(Stored items)
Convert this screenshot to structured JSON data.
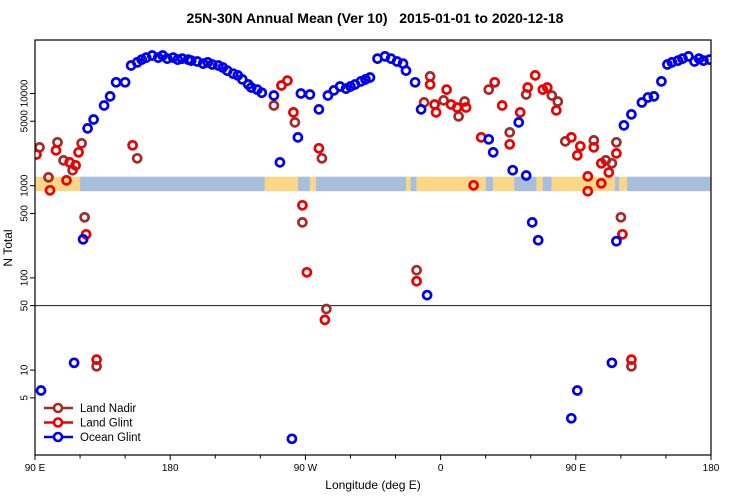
{
  "title": "25N-30N Annual Mean (Ver 10)   2015-01-01 to 2020-12-18",
  "x_axis": {
    "label": "Longitude (deg E)",
    "range": [
      90,
      540
    ],
    "minor_step": 30,
    "ticks": [
      {
        "lon": 90,
        "label": "90 E"
      },
      {
        "lon": 180,
        "label": "180"
      },
      {
        "lon": 270,
        "label": "90 W"
      },
      {
        "lon": 360,
        "label": "0"
      },
      {
        "lon": 450,
        "label": "90 E"
      },
      {
        "lon": 540,
        "label": "180"
      }
    ]
  },
  "y_axis": {
    "label": "N Total",
    "scale": "log",
    "range": [
      1.2,
      38000
    ],
    "ticks": [
      5,
      10,
      50,
      100,
      500,
      1000,
      5000,
      10000
    ]
  },
  "reference_line": {
    "value": 50
  },
  "surface_band": {
    "value_range": [
      870,
      1250
    ],
    "land_color": "#FAD687",
    "ocean_color": "#A8BFDC",
    "segments": [
      {
        "surface": "land",
        "from": 90,
        "to": 120
      },
      {
        "surface": "ocean",
        "from": 120,
        "to": 243
      },
      {
        "surface": "land",
        "from": 243,
        "to": 265
      },
      {
        "surface": "ocean",
        "from": 265,
        "to": 273
      },
      {
        "surface": "land",
        "from": 273,
        "to": 277
      },
      {
        "surface": "ocean",
        "from": 277,
        "to": 337
      },
      {
        "surface": "land",
        "from": 337,
        "to": 340
      },
      {
        "surface": "ocean",
        "from": 340,
        "to": 344
      },
      {
        "surface": "land",
        "from": 344,
        "to": 390
      },
      {
        "surface": "ocean",
        "from": 390,
        "to": 395
      },
      {
        "surface": "land",
        "from": 395,
        "to": 409
      },
      {
        "surface": "ocean",
        "from": 409,
        "to": 424
      },
      {
        "surface": "land",
        "from": 424,
        "to": 428
      },
      {
        "surface": "ocean",
        "from": 428,
        "to": 434
      },
      {
        "surface": "land",
        "from": 434,
        "to": 476
      },
      {
        "surface": "ocean",
        "from": 476,
        "to": 479
      },
      {
        "surface": "land",
        "from": 479,
        "to": 484
      },
      {
        "surface": "ocean",
        "from": 484,
        "to": 540
      }
    ]
  },
  "legend": {
    "items": [
      {
        "label": "Land Nadir",
        "color": "#A52A2A"
      },
      {
        "label": "Land Glint",
        "color": "#EE0000"
      },
      {
        "label": "Ocean Glint",
        "color": "#0000EE"
      }
    ]
  },
  "chart_data": {
    "type": "scatter",
    "x_units": "degrees longitude (axis runs 90E eastward around to 180)",
    "series": [
      {
        "name": "Land Nadir",
        "color": "#A52A2A",
        "points": [
          [
            93,
            2600
          ],
          [
            105,
            2950
          ],
          [
            109,
            1880
          ],
          [
            99,
            1230
          ],
          [
            121,
            2880
          ],
          [
            115,
            1470
          ],
          [
            123,
            454
          ],
          [
            158,
            1980
          ],
          [
            249,
            7410
          ],
          [
            263,
            4850
          ],
          [
            281,
            1980
          ],
          [
            268,
            400
          ],
          [
            284,
            46
          ],
          [
            344,
            121
          ],
          [
            349,
            8000
          ],
          [
            353,
            15300
          ],
          [
            362,
            8400
          ],
          [
            372,
            5640
          ],
          [
            376,
            8190
          ],
          [
            392,
            11000
          ],
          [
            406,
            3780
          ],
          [
            417,
            9750
          ],
          [
            434,
            9500
          ],
          [
            438,
            8190
          ],
          [
            443,
            3020
          ],
          [
            462,
            3100
          ],
          [
            477,
            2950
          ],
          [
            470,
            1880
          ],
          [
            474,
            1750
          ],
          [
            480,
            454
          ],
          [
            131,
            11
          ],
          [
            487,
            11
          ]
        ]
      },
      {
        "name": "Land Glint",
        "color": "#EE0000",
        "points": [
          [
            91,
            2180
          ],
          [
            104,
            2410
          ],
          [
            113,
            1790
          ],
          [
            111,
            1140
          ],
          [
            119,
            2300
          ],
          [
            117,
            1660
          ],
          [
            100,
            890
          ],
          [
            124,
            297
          ],
          [
            131,
            13
          ],
          [
            155,
            2740
          ],
          [
            254,
            12200
          ],
          [
            258,
            13800
          ],
          [
            262,
            6230
          ],
          [
            279,
            2540
          ],
          [
            268,
            612
          ],
          [
            271,
            115
          ],
          [
            283,
            35
          ],
          [
            344,
            92
          ],
          [
            353,
            12500
          ],
          [
            356,
            7600
          ],
          [
            357,
            6230
          ],
          [
            364,
            11000
          ],
          [
            367,
            7600
          ],
          [
            371,
            7050
          ],
          [
            377,
            7050
          ],
          [
            382,
            1010
          ],
          [
            387,
            3340
          ],
          [
            396,
            13200
          ],
          [
            401,
            7410
          ],
          [
            406,
            2810
          ],
          [
            413,
            6230
          ],
          [
            418,
            11600
          ],
          [
            423,
            15700
          ],
          [
            428,
            11000
          ],
          [
            431,
            11600
          ],
          [
            437,
            6550
          ],
          [
            447,
            3340
          ],
          [
            453,
            2670
          ],
          [
            451,
            2130
          ],
          [
            462,
            2600
          ],
          [
            477,
            2240
          ],
          [
            467,
            1750
          ],
          [
            472,
            1390
          ],
          [
            458,
            1260
          ],
          [
            467,
            1060
          ],
          [
            458,
            870
          ],
          [
            481,
            297
          ],
          [
            487,
            13
          ]
        ]
      },
      {
        "name": "Ocean Glint",
        "color": "#0000EE",
        "points": [
          [
            125,
            4180
          ],
          [
            129,
            5220
          ],
          [
            136,
            7410
          ],
          [
            140,
            9290
          ],
          [
            144,
            13200
          ],
          [
            150,
            13200
          ],
          [
            154,
            20100
          ],
          [
            158,
            21700
          ],
          [
            161,
            23300
          ],
          [
            164,
            24500
          ],
          [
            168,
            25800
          ],
          [
            172,
            24500
          ],
          [
            175,
            25800
          ],
          [
            178,
            23900
          ],
          [
            182,
            24500
          ],
          [
            185,
            23300
          ],
          [
            188,
            23900
          ],
          [
            192,
            23300
          ],
          [
            194,
            22700
          ],
          [
            198,
            22200
          ],
          [
            202,
            21100
          ],
          [
            205,
            21700
          ],
          [
            208,
            20600
          ],
          [
            212,
            20100
          ],
          [
            215,
            19100
          ],
          [
            218,
            17700
          ],
          [
            222,
            16400
          ],
          [
            225,
            15700
          ],
          [
            228,
            14200
          ],
          [
            232,
            12500
          ],
          [
            234,
            11600
          ],
          [
            238,
            11000
          ],
          [
            241,
            10200
          ],
          [
            249,
            9500
          ],
          [
            253,
            1790
          ],
          [
            265,
            3340
          ],
          [
            279,
            6710
          ],
          [
            267,
            10000
          ],
          [
            273,
            9750
          ],
          [
            285,
            9500
          ],
          [
            289,
            10800
          ],
          [
            293,
            11900
          ],
          [
            297,
            11300
          ],
          [
            300,
            11900
          ],
          [
            303,
            12500
          ],
          [
            307,
            13500
          ],
          [
            310,
            14200
          ],
          [
            313,
            14900
          ],
          [
            318,
            23900
          ],
          [
            323,
            25200
          ],
          [
            327,
            23900
          ],
          [
            331,
            22200
          ],
          [
            335,
            21100
          ],
          [
            337,
            17700
          ],
          [
            343,
            13200
          ],
          [
            347,
            6710
          ],
          [
            351,
            65
          ],
          [
            392,
            3180
          ],
          [
            395,
            2300
          ],
          [
            412,
            4850
          ],
          [
            408,
            1470
          ],
          [
            417,
            1290
          ],
          [
            421,
            400
          ],
          [
            425,
            256
          ],
          [
            482,
            4500
          ],
          [
            487,
            5930
          ],
          [
            494,
            7980
          ],
          [
            498,
            9050
          ],
          [
            502,
            9290
          ],
          [
            507,
            13500
          ],
          [
            511,
            20600
          ],
          [
            514,
            21700
          ],
          [
            518,
            22700
          ],
          [
            521,
            23900
          ],
          [
            525,
            25200
          ],
          [
            529,
            22200
          ],
          [
            532,
            23900
          ],
          [
            535,
            22700
          ],
          [
            539,
            23300
          ],
          [
            122,
            262
          ],
          [
            477,
            250
          ],
          [
            116,
            12
          ],
          [
            474,
            12
          ],
          [
            94,
            6
          ],
          [
            451,
            6
          ],
          [
            447,
            3
          ],
          [
            261,
            1.8
          ]
        ]
      }
    ]
  }
}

Aim
Look through the records and gather every line containing "name".

Answer to the exercise
        "name": "Land Nadir",
        "name": "Land Glint",
        "name": "Ocean Glint",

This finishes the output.